- [WHAT IS BEING ASKED]:
Below is a block of records; return all of them exactly, but without the images.

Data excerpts
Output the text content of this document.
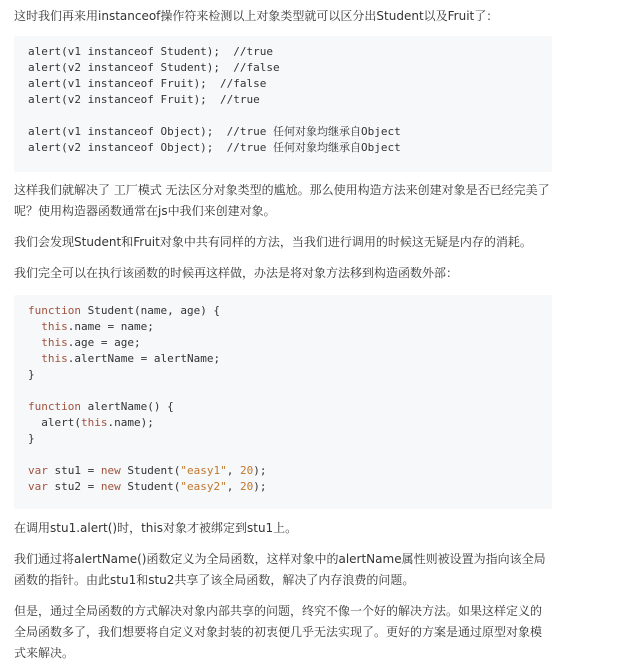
这时我们再来用instanceof操作符来检测以上对象类型就可以区分出Student以及Fruit了：

alert(v1 instanceof Student);  //true
alert(v2 instanceof Student);  //false
alert(v1 instanceof Fruit);  //false
alert(v2 instanceof Fruit);  //true
alert(v1 instanceof Object);  //true 任何对象均继承自Object
alert(v2 instanceof Object);  //true 任何对象均继承自Object

这样我们就解决了 工厂模式 无法区分对象类型的尴尬。那么使用构造方法来创建对象是否已经完美了呢？使用构造器函数通常在js中我们来创建对象。

我们会发现Student和Fruit对象中共有同样的方法，当我们进行调用的时候这无疑是内存的消耗。

我们完全可以在执行该函数的时候再这样做，办法是将对象方法移到构造函数外部：

function Student(name, age) {
this.name = name;
this.age = age;
this.alertName = alertName;
}
function alertName() {
alert(this.name);
}
var stu1 = new Student("easy1", 20);
var stu2 = new Student("easy2", 20);

在调用stu1.alert()时，this对象才被绑定到stu1上。

我们通过将alertName()函数定义为全局函数，这样对象中的alertName属性则被设置为指向该全局函数的指针。由此stu1和stu2共享了该全局函数，解决了内存浪费的问题。

但是，通过全局函数的方式解决对象内部共享的问题，终究不像一个好的解决方法。如果这样定义的全局函数多了，我们想要将自定义对象封装的初衷便几乎无法实现了。更好的方案是通过原型对象模式来解决。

- [EXPECTED ANSWER]:
Output the text content of this document.
这时我们再来用instanceof操作符来检测以上对象类型就可以区分出Student以及Fruit了：

alert(v1 instanceof Student);  //true
alert(v2 instanceof Student);  //false
alert(v1 instanceof Fruit);  //false
alert(v2 instanceof Fruit);  //true
alert(v1 instanceof Object);  //true 任何对象均继承自Object
alert(v2 instanceof Object);  //true 任何对象均继承自Object

这样我们就解决了 工厂模式 无法区分对象类型的尴尬。那么使用构造方法来创建对象是否已经完美了呢？使用构造器函数通常在js中我们来创建对象。

我们会发现Student和Fruit对象中共有同样的方法，当我们进行调用的时候这无疑是内存的消耗。

我们完全可以在执行该函数的时候再这样做，办法是将对象方法移到构造函数外部：

function Student(name, age) {
this.name = name;
this.age = age;
this.alertName = alertName;
}
function alertName() {
alert(this.name);
}
var stu1 = new Student("easy1", 20);
var stu2 = new Student("easy2", 20);

在调用stu1.alert()时，this对象才被绑定到stu1上。

我们通过将alertName()函数定义为全局函数，这样对象中的alertName属性则被设置为指向该全局函数的指针。由此stu1和stu2共享了该全局函数，解决了内存浪费的问题。

但是，通过全局函数的方式解决对象内部共享的问题，终究不像一个好的解决方法。如果这样定义的全局函数多了，我们想要将自定义对象封装的初衷便几乎无法实现了。更好的方案是通过原型对象模式来解决。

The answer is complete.